[Collected data entries]
[start]
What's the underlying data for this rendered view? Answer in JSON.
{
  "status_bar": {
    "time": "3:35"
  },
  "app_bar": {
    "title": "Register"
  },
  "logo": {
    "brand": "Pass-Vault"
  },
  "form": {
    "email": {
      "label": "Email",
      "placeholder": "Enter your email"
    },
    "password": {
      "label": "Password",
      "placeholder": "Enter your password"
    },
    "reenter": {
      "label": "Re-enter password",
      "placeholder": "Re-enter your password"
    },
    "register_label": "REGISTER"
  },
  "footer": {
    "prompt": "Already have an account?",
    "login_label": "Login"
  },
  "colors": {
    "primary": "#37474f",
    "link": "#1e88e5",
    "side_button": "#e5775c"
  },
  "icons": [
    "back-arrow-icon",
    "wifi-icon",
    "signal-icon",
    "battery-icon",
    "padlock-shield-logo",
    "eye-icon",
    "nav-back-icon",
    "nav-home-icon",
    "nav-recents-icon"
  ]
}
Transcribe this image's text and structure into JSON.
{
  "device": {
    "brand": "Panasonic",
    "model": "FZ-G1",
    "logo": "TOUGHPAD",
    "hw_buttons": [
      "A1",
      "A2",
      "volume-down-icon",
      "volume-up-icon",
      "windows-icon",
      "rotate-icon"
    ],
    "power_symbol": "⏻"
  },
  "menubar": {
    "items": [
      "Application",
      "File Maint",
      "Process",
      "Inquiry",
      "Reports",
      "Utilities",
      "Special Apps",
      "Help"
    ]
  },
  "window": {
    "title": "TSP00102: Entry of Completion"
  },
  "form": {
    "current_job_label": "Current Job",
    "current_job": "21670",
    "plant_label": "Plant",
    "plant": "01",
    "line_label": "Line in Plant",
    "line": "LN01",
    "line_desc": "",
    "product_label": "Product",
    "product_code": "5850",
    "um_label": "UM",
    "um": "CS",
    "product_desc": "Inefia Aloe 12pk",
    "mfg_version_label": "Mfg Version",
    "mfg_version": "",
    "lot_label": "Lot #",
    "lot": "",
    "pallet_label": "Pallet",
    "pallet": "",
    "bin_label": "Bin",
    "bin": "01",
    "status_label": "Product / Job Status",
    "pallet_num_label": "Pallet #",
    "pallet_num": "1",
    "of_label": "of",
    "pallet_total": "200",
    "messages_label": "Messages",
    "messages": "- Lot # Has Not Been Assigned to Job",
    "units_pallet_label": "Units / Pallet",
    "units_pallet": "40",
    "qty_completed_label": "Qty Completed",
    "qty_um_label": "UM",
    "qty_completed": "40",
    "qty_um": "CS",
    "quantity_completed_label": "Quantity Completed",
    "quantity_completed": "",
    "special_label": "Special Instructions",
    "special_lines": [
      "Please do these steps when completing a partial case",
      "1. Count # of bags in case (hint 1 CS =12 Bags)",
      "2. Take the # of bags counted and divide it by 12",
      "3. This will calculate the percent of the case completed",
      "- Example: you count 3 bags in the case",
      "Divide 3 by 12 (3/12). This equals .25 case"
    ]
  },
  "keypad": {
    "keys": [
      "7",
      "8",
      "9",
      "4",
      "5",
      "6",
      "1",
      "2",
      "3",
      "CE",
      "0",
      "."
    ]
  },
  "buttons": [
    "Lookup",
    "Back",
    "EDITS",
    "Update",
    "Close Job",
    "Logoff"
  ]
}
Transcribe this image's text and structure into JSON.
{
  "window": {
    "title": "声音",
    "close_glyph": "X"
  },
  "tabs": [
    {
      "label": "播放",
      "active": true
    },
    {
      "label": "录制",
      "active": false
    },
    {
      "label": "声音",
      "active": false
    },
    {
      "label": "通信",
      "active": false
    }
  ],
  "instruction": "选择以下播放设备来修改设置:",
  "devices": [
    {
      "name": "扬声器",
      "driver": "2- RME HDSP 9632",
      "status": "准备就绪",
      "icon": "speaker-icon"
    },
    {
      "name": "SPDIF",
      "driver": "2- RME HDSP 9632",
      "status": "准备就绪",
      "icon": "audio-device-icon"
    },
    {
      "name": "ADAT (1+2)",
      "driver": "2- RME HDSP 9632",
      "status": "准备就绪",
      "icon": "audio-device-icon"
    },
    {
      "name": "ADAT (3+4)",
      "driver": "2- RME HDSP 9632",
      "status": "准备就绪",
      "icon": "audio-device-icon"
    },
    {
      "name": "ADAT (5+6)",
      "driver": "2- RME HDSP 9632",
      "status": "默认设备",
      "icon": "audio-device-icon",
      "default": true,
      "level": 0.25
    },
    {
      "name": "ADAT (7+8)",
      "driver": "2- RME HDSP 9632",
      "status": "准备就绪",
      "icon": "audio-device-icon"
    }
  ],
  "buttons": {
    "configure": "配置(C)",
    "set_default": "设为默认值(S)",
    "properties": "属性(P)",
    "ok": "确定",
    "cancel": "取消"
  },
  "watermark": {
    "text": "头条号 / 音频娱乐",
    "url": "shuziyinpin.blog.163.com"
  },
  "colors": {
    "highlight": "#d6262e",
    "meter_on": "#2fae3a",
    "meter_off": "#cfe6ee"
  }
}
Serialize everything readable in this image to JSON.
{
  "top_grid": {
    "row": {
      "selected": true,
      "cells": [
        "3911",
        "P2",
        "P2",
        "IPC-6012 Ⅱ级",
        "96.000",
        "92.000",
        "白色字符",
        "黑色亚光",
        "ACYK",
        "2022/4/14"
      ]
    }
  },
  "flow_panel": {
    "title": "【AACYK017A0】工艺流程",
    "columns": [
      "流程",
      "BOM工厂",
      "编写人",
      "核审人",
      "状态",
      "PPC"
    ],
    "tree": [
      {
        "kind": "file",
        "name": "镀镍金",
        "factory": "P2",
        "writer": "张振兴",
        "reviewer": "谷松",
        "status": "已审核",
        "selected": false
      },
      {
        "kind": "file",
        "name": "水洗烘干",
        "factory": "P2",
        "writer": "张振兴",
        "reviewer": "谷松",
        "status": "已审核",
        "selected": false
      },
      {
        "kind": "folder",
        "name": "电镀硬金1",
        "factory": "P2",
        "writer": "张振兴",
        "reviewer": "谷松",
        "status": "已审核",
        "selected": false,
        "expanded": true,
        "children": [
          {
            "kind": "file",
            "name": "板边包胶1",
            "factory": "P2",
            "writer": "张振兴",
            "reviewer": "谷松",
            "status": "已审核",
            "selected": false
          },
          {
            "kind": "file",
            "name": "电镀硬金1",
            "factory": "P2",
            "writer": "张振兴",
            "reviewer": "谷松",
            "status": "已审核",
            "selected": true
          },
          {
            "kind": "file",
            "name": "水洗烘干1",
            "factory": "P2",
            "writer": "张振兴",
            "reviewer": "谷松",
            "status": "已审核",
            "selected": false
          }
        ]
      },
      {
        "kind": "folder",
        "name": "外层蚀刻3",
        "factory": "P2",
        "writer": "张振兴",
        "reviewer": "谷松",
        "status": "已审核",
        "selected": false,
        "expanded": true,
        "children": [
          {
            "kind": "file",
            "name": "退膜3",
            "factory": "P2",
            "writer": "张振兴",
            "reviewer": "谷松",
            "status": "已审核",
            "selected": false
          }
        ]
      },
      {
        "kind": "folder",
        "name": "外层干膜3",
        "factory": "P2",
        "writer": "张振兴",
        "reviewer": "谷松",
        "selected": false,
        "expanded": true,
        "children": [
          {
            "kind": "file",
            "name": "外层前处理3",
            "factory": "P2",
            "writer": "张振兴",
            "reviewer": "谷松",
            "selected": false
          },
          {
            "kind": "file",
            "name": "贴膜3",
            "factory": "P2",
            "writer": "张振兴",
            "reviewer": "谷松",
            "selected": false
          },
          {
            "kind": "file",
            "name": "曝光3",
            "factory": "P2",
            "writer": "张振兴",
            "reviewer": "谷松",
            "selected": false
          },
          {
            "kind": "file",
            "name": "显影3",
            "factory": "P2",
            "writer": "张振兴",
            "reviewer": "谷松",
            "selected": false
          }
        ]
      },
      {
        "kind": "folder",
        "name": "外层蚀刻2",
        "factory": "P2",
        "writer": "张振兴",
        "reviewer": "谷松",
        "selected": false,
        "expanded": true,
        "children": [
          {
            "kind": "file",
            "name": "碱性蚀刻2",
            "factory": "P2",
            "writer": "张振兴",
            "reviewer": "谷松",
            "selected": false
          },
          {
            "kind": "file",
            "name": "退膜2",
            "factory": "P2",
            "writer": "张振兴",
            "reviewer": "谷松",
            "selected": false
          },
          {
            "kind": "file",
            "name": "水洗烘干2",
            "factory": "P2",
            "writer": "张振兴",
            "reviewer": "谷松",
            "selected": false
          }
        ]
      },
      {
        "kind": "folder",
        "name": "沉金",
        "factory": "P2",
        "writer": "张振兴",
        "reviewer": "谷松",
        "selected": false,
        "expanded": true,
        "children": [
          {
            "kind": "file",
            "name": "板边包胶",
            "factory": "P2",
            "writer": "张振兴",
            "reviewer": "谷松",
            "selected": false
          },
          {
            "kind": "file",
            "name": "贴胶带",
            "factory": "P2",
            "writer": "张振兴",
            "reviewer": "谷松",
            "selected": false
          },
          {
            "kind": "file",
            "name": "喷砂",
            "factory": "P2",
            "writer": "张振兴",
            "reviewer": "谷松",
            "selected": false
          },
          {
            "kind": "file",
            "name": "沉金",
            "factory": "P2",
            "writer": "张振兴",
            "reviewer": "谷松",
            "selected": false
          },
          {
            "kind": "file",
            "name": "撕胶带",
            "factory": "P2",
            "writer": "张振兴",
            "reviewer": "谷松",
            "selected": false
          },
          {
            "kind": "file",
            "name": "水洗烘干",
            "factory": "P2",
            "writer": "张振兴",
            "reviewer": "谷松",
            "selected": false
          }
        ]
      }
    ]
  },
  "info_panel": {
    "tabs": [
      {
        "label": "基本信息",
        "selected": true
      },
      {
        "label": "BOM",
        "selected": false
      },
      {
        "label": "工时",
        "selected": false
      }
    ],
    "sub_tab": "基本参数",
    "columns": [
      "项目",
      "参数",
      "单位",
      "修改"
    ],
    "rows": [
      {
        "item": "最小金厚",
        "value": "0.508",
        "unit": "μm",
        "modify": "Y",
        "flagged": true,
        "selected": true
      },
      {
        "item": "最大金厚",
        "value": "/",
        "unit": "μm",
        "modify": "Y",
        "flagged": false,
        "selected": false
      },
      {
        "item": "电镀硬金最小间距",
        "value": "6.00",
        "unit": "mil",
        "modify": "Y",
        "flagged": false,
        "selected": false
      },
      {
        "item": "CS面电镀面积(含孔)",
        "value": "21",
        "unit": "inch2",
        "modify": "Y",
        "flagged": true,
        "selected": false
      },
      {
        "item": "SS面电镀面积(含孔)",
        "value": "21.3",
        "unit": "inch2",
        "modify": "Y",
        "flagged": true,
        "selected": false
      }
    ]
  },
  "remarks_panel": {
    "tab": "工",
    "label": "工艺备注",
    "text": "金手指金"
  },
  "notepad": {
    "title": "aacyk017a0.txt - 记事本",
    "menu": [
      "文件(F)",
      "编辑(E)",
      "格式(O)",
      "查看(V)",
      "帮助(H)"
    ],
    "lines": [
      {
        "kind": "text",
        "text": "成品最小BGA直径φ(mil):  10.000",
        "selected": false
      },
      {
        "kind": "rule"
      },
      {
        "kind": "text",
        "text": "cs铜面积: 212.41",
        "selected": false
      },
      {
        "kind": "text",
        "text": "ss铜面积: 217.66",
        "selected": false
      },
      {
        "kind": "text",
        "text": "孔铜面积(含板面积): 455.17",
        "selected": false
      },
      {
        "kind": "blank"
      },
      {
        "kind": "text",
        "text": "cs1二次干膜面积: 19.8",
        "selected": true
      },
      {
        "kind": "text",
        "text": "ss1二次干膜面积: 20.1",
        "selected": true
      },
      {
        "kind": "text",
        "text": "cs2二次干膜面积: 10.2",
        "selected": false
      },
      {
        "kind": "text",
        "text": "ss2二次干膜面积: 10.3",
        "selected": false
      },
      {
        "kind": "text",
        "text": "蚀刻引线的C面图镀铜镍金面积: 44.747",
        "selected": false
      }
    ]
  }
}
[end]
- DIRECTIVE -
Go through the entries above and count the lines containing the word "title"; give only that count.

- RESPONSE FOR THIS EXERCISE -
5